In the listing below, locate the lines that hold the string "Kunt". Copy those lines.

** START **

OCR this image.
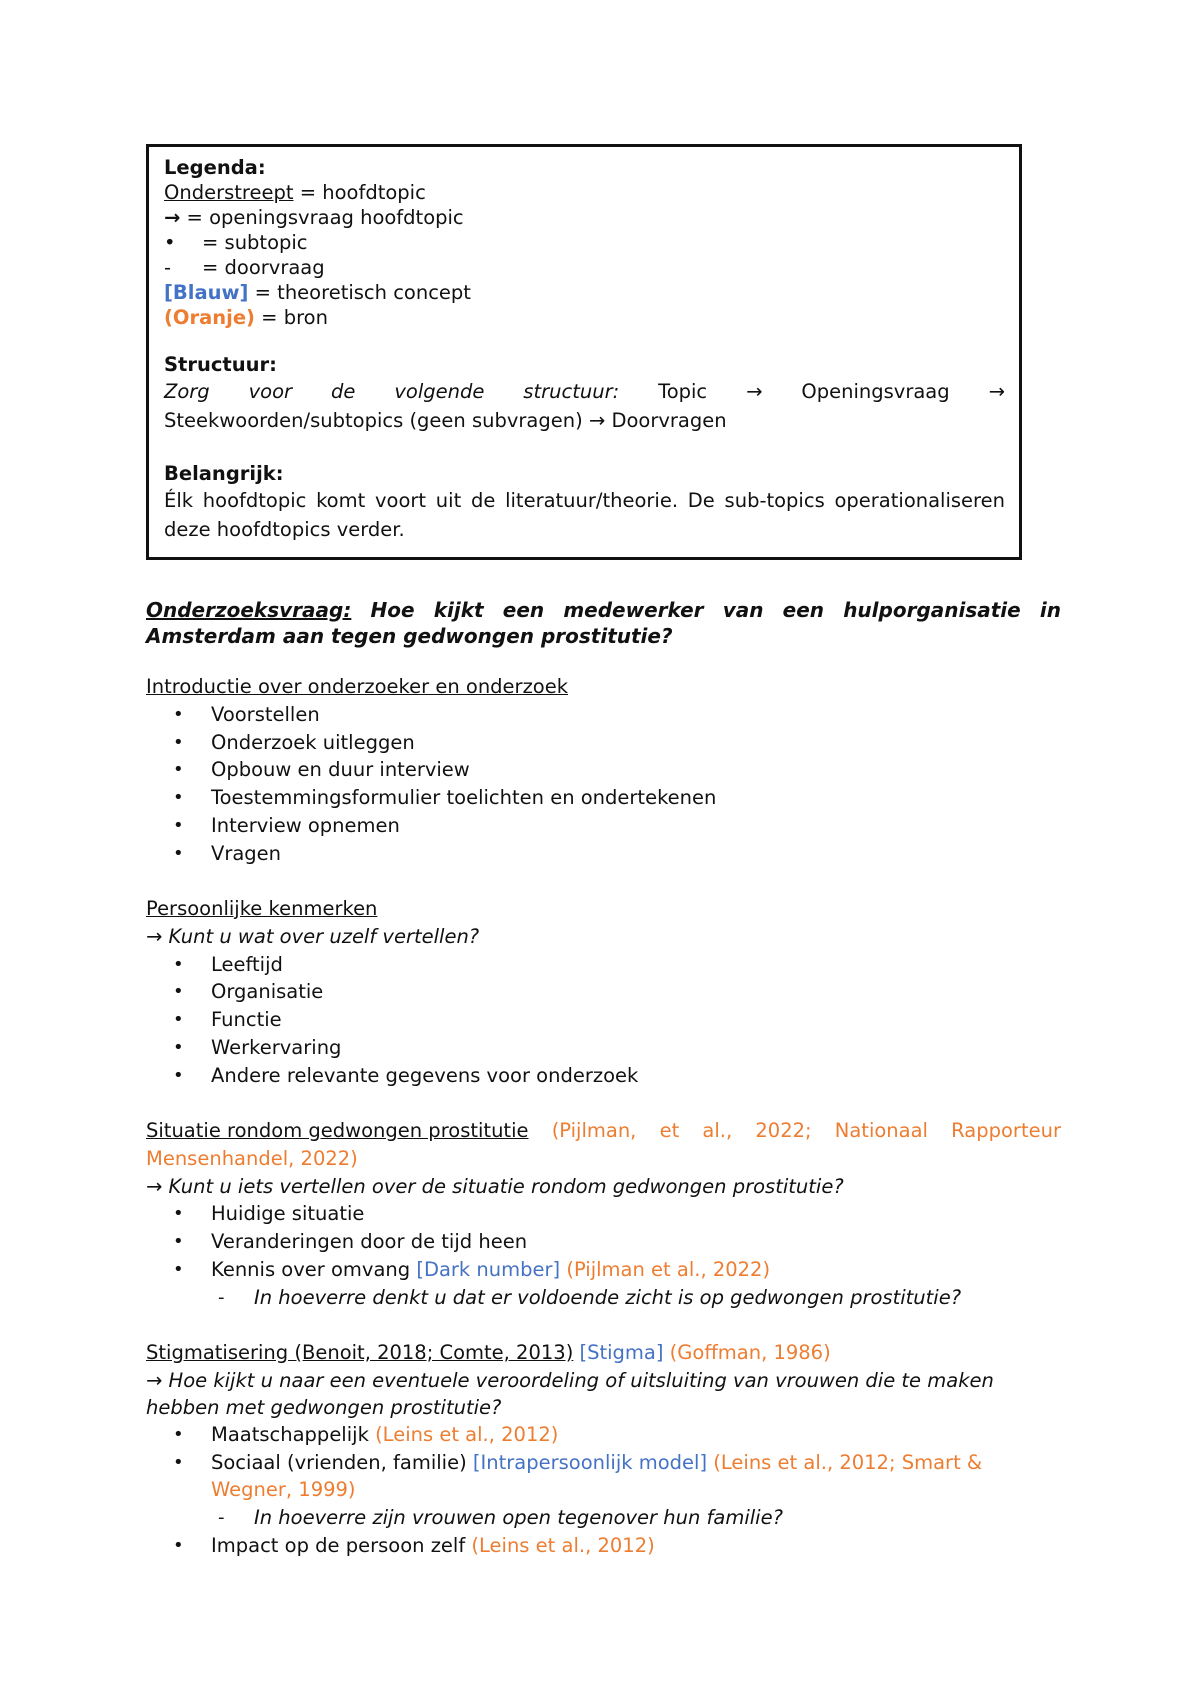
Legenda:
Onderstreept = hoofdtopic
→ = openingsvraag hoofdtopic
•	= subtopic
-	= doorvraag
[Blauw] = theoretisch concept
(Oranje) = bron
Structuur:
Zorg voor de volgende structuur: Topic → Openingsvraag →
Steekwoorden/subtopics (geen subvragen) → Doorvragen
Belangrijk:
Élk hoofdtopic komt voort uit de literatuur/theorie. De sub-topics operationaliseren deze hoofdtopics verder.
Onderzoeksvraag: Hoe kijkt een medewerker van een hulporganisatie in Amsterdam aan tegen gedwongen prostitutie?
Introductie over onderzoeker en onderzoek
• Voorstellen
• Onderzoek uitleggen
• Opbouw en duur interview
• Toestemmingsformulier toelichten en ondertekenen
• Interview opnemen
• Vragen
Persoonlijke kenmerken
→ Kunt u wat over uzelf vertellen?
• Leeftijd
• Organisatie
• Functie
• Werkervaring
• Andere relevante gegevens voor onderzoek
Situatie rondom gedwongen prostitutie (Pijlman, et al., 2022; Nationaal Rapporteur
Mensenhandel, 2022)
→ Kunt u iets vertellen over de situatie rondom gedwongen prostitutie?
• Huidige situatie
• Veranderingen door de tijd heen
• Kennis over omvang [Dark number] (Pijlman et al., 2022)
- In hoeverre denkt u dat er voldoende zicht is op gedwongen prostitutie?
Stigmatisering (Benoit, 2018; Comte, 2013) [Stigma] (Goffman, 1986)
→ Hoe kijkt u naar een eventuele veroordeling of uitsluiting van vrouwen die te maken hebben met gedwongen prostitutie?
• Maatschappelijk (Leins et al., 2012)
• Sociaal (vrienden, familie) [Intrapersoonlijk model] (Leins et al., 2012; Smart & Wegner, 1999)
- In hoeverre zijn vrouwen open tegenover hun familie?
• Impact op de persoon zelf (Leins et al., 2012)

** END **

> [WRITTEN REPLY]
→ Kunt u wat over uzelf vertellen?
→ Kunt u iets vertellen over de situatie rondom gedwongen prostitutie?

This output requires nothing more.